**Directions for this task:** How many lines in the entries below contain "FIRS"? Answer with the number only.

**Stored data:**

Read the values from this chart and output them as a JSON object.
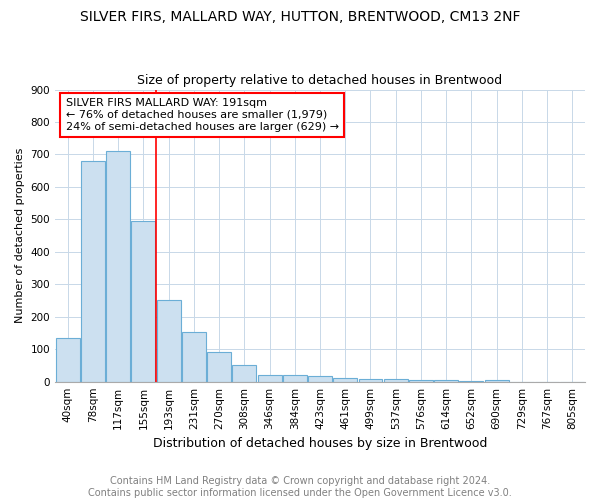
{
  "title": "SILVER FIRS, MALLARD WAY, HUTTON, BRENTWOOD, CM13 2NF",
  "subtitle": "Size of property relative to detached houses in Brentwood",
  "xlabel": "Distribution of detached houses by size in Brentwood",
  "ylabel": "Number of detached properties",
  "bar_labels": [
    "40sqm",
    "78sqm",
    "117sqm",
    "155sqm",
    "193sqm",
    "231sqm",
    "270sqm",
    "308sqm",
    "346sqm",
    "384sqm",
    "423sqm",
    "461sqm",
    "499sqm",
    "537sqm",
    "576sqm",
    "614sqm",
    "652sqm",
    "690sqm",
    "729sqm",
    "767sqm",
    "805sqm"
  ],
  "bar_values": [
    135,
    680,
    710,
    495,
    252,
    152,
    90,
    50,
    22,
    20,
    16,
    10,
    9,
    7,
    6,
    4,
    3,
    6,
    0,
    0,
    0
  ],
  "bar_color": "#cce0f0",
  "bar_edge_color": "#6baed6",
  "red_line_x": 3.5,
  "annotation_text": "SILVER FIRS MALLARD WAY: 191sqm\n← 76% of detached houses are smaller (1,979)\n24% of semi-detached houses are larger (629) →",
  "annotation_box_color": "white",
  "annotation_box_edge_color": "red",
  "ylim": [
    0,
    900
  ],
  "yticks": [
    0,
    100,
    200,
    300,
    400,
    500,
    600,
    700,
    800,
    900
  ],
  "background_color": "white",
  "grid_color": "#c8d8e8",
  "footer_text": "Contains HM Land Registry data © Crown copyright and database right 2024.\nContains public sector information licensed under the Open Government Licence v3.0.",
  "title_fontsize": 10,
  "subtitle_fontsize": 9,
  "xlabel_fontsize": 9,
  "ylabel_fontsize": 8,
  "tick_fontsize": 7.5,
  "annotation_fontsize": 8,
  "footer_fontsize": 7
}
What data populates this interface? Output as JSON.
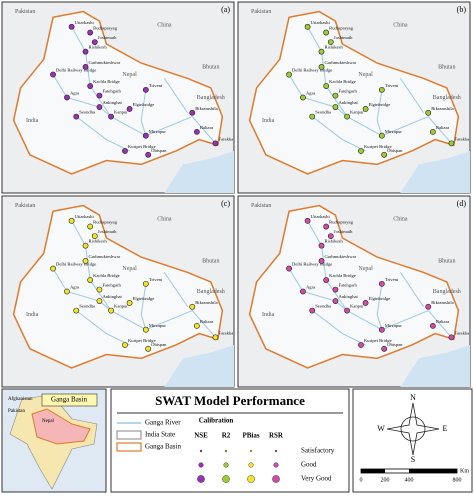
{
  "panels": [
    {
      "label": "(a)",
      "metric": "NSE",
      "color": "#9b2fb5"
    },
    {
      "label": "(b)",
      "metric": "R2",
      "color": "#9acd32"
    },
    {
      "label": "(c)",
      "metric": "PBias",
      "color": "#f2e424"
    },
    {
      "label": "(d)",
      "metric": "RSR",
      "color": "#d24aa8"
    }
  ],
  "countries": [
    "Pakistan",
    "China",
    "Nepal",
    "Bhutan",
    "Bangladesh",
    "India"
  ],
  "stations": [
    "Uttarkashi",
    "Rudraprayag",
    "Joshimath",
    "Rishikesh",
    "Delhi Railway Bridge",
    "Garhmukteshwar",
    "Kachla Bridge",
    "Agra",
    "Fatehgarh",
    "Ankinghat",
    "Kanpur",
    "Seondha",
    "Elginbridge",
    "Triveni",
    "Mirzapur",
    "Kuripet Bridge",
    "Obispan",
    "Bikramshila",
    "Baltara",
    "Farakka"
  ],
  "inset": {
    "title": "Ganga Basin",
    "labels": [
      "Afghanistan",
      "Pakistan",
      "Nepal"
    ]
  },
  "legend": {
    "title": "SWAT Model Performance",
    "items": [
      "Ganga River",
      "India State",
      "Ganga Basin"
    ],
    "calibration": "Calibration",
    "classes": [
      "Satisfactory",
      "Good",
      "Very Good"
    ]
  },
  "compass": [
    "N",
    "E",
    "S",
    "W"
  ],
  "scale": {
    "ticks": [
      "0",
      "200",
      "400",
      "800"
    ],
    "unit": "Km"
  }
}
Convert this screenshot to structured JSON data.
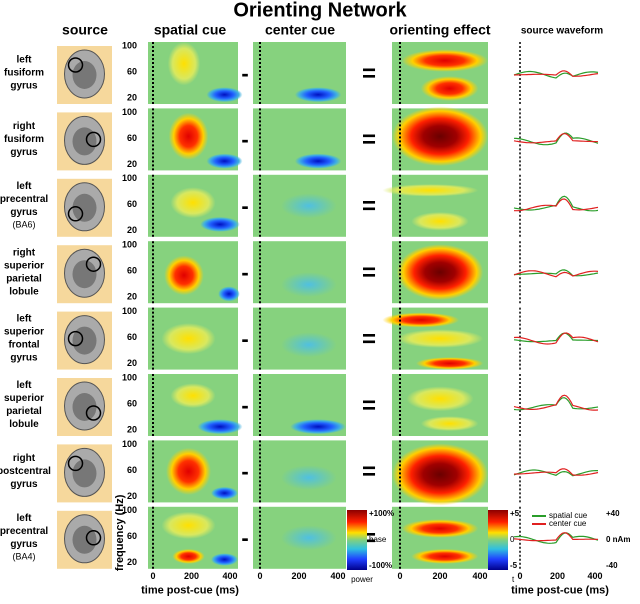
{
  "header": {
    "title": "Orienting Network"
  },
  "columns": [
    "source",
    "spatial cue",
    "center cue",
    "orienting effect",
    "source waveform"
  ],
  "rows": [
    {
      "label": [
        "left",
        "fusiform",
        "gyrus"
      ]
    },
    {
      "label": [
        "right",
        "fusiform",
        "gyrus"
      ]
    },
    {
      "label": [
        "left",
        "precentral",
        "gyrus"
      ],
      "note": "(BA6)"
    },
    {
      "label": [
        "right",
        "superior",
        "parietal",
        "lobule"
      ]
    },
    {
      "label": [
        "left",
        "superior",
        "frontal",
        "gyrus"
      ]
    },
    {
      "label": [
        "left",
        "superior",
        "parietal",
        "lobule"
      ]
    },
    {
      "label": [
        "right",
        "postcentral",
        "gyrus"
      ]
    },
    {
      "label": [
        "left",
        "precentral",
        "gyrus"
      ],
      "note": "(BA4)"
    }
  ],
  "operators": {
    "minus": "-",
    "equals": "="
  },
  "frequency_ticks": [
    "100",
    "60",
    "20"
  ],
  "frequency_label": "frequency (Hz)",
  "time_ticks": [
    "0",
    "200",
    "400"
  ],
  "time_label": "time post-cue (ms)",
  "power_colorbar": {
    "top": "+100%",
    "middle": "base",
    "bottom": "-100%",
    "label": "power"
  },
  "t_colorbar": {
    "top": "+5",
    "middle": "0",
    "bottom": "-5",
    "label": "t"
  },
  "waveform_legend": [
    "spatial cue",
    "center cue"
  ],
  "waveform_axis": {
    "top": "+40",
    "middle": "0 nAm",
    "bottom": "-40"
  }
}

**Response to this exercise:** 2